• Document text:

──────

No one wants to hear about why you’re a “hard worker” or “team player.” If you want to make a strong impression in an interview, you’re going to have to get a bit more creative.

How to avoid clichés that put interviewers to sleep

My biggest hang-up with the job interview process has never been the act of interviewing itself. Rather, I’ve always spent an inordinate (and frankly, counterproductive) amount of time worrying about the other candidates, nameless and faceless to me, with whom I was competing for a job. Assuming we were all equally qualified, I’ve always worried: What sets me apart from the herd?

Having now gone through the interview process a number of times, I’ve learned one assured way to stand out from the crowd: Avoid describing yourself and your talents with clichés. Treat them the same way you’d steer clear of an 18-wheeler barreling down at you on the highway.

"A resume [or interview] full of clichés but short on specifics won't be memorable to hiring managers," said OfficeTeam executive director Robert Hosking in a release. "Employers want concrete examples of professional achievements as well as descriptions of any transferrable skills that can be applied to the open position."

──────

• Dataset content:
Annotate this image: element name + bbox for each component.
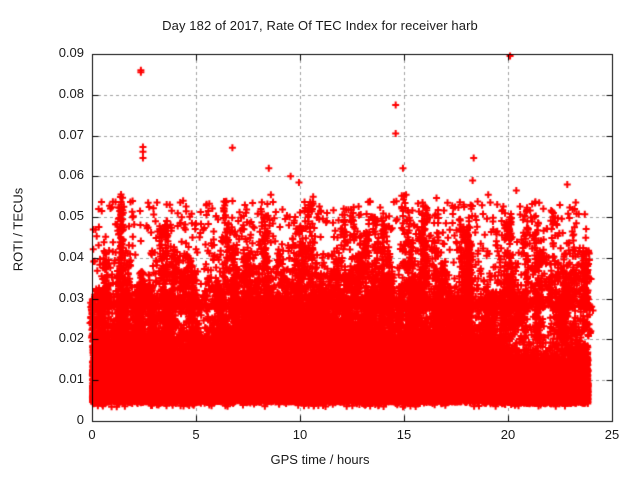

──────

• Exercise instructions: Can you reproduce the interview-clichés passage word for word, everything from "How to avoid" down to "from the herd?"? Rely only on the interview-clichés passage, not on the data.

• Task answer:
How to avoid clichés that put interviewers to sleep

My biggest hang-up with the job interview process has never been the act of interviewing itself. Rather, I’ve always spent an inordinate (and frankly, counterproductive) amount of time worrying about the other candidates, nameless and faceless to me, with whom I was competing for a job. Assuming we were all equally qualified, I’ve always worried: What sets me apart from the herd?